Task ▸ Give back the entire listing verbatim.

Data records ▸
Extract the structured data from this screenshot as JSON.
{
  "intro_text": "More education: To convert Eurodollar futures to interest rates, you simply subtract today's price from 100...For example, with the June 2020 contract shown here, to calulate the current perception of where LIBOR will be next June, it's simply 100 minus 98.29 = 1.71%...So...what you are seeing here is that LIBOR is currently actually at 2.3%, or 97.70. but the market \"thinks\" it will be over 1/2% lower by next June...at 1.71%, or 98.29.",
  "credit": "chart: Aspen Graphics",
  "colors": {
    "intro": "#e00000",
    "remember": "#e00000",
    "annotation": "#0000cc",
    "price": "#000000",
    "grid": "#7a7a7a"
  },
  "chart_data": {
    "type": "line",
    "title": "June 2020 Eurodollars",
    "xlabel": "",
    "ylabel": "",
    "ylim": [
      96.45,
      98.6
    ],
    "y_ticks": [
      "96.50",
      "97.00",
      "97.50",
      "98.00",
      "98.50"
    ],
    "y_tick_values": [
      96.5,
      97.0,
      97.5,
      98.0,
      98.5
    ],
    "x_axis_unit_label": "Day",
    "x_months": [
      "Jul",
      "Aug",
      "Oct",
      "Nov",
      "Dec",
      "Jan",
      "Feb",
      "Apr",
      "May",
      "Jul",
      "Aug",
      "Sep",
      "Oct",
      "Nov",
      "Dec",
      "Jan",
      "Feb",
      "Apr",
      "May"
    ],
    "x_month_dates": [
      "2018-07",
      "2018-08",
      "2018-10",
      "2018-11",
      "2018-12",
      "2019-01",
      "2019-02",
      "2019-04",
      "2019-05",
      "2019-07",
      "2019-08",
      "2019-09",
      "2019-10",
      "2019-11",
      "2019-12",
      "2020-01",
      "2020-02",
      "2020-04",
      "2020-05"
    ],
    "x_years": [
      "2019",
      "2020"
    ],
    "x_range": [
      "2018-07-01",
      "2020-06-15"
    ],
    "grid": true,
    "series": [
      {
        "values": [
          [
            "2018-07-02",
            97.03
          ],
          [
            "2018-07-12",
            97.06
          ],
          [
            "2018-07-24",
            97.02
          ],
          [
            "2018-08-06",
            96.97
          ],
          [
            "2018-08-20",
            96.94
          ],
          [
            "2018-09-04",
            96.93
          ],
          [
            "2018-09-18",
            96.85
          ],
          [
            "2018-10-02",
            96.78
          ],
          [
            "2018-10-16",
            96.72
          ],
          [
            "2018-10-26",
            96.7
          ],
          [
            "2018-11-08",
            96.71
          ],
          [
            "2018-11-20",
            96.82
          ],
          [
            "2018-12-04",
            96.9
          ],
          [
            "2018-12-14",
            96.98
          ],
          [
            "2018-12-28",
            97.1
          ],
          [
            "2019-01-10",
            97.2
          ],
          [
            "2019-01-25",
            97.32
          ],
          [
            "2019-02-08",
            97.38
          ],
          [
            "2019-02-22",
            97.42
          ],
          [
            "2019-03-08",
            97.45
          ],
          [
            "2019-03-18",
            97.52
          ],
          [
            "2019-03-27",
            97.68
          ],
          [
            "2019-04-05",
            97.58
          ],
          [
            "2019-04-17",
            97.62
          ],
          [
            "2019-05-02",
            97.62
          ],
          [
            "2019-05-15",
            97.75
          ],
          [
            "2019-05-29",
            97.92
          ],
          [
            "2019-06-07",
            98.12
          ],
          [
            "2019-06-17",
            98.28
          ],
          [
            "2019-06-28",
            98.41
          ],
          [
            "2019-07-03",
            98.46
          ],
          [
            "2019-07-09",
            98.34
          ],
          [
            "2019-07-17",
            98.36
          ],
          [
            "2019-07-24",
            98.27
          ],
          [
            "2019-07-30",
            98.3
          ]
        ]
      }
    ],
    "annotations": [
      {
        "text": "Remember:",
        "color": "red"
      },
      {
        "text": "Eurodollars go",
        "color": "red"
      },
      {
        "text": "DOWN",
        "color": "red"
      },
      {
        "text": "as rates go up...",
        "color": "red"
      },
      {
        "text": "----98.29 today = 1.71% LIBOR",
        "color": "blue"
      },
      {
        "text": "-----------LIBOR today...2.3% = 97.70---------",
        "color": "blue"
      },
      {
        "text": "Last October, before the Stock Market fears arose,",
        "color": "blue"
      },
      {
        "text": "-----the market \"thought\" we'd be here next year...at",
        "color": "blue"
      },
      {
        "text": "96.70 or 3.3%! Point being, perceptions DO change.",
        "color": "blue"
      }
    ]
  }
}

Written response ▸
Extract the structured data from this screenshot as JSON.
{
  "intro_text": "More education: To convert Eurodollar futures to interest rates, you simply subtract today's price from 100...For example, with the June 2020 contract shown here, to calulate the current perception of where LIBOR will be next June, it's simply 100 minus 98.29 = 1.71%...So...what you are seeing here is that LIBOR is currently actually at 2.3%, or 97.70. but the market \"thinks\" it will be over 1/2% lower by next June...at 1.71%, or 98.29.",
  "credit": "chart: Aspen Graphics",
  "colors": {
    "intro": "#e00000",
    "remember": "#e00000",
    "annotation": "#0000cc",
    "price": "#000000",
    "grid": "#7a7a7a"
  },
  "chart_data": {
    "type": "line",
    "title": "June 2020 Eurodollars",
    "xlabel": "",
    "ylabel": "",
    "ylim": [
      96.45,
      98.6
    ],
    "y_ticks": [
      "96.50",
      "97.00",
      "97.50",
      "98.00",
      "98.50"
    ],
    "y_tick_values": [
      96.5,
      97.0,
      97.5,
      98.0,
      98.5
    ],
    "x_axis_unit_label": "Day",
    "x_months": [
      "Jul",
      "Aug",
      "Oct",
      "Nov",
      "Dec",
      "Jan",
      "Feb",
      "Apr",
      "May",
      "Jul",
      "Aug",
      "Sep",
      "Oct",
      "Nov",
      "Dec",
      "Jan",
      "Feb",
      "Apr",
      "May"
    ],
    "x_month_dates": [
      "2018-07",
      "2018-08",
      "2018-10",
      "2018-11",
      "2018-12",
      "2019-01",
      "2019-02",
      "2019-04",
      "2019-05",
      "2019-07",
      "2019-08",
      "2019-09",
      "2019-10",
      "2019-11",
      "2019-12",
      "2020-01",
      "2020-02",
      "2020-04",
      "2020-05"
    ],
    "x_years": [
      "2019",
      "2020"
    ],
    "x_range": [
      "2018-07-01",
      "2020-06-15"
    ],
    "grid": true,
    "series": [
      {
        "values": [
          [
            "2018-07-02",
            97.03
          ],
          [
            "2018-07-12",
            97.06
          ],
          [
            "2018-07-24",
            97.02
          ],
          [
            "2018-08-06",
            96.97
          ],
          [
            "2018-08-20",
            96.94
          ],
          [
            "2018-09-04",
            96.93
          ],
          [
            "2018-09-18",
            96.85
          ],
          [
            "2018-10-02",
            96.78
          ],
          [
            "2018-10-16",
            96.72
          ],
          [
            "2018-10-26",
            96.7
          ],
          [
            "2018-11-08",
            96.71
          ],
          [
            "2018-11-20",
            96.82
          ],
          [
            "2018-12-04",
            96.9
          ],
          [
            "2018-12-14",
            96.98
          ],
          [
            "2018-12-28",
            97.1
          ],
          [
            "2019-01-10",
            97.2
          ],
          [
            "2019-01-25",
            97.32
          ],
          [
            "2019-02-08",
            97.38
          ],
          [
            "2019-02-22",
            97.42
          ],
          [
            "2019-03-08",
            97.45
          ],
          [
            "2019-03-18",
            97.52
          ],
          [
            "2019-03-27",
            97.68
          ],
          [
            "2019-04-05",
            97.58
          ],
          [
            "2019-04-17",
            97.62
          ],
          [
            "2019-05-02",
            97.62
          ],
          [
            "2019-05-15",
            97.75
          ],
          [
            "2019-05-29",
            97.92
          ],
          [
            "2019-06-07",
            98.12
          ],
          [
            "2019-06-17",
            98.28
          ],
          [
            "2019-06-28",
            98.41
          ],
          [
            "2019-07-03",
            98.46
          ],
          [
            "2019-07-09",
            98.34
          ],
          [
            "2019-07-17",
            98.36
          ],
          [
            "2019-07-24",
            98.27
          ],
          [
            "2019-07-30",
            98.3
          ]
        ]
      }
    ],
    "annotations": [
      {
        "text": "Remember:",
        "color": "red"
      },
      {
        "text": "Eurodollars go",
        "color": "red"
      },
      {
        "text": "DOWN",
        "color": "red"
      },
      {
        "text": "as rates go up...",
        "color": "red"
      },
      {
        "text": "----98.29 today = 1.71% LIBOR",
        "color": "blue"
      },
      {
        "text": "-----------LIBOR today...2.3% = 97.70---------",
        "color": "blue"
      },
      {
        "text": "Last October, before the Stock Market fears arose,",
        "color": "blue"
      },
      {
        "text": "-----the market \"thought\" we'd be here next year...at",
        "color": "blue"
      },
      {
        "text": "96.70 or 3.3%! Point being, perceptions DO change.",
        "color": "blue"
      }
    ]
  }
}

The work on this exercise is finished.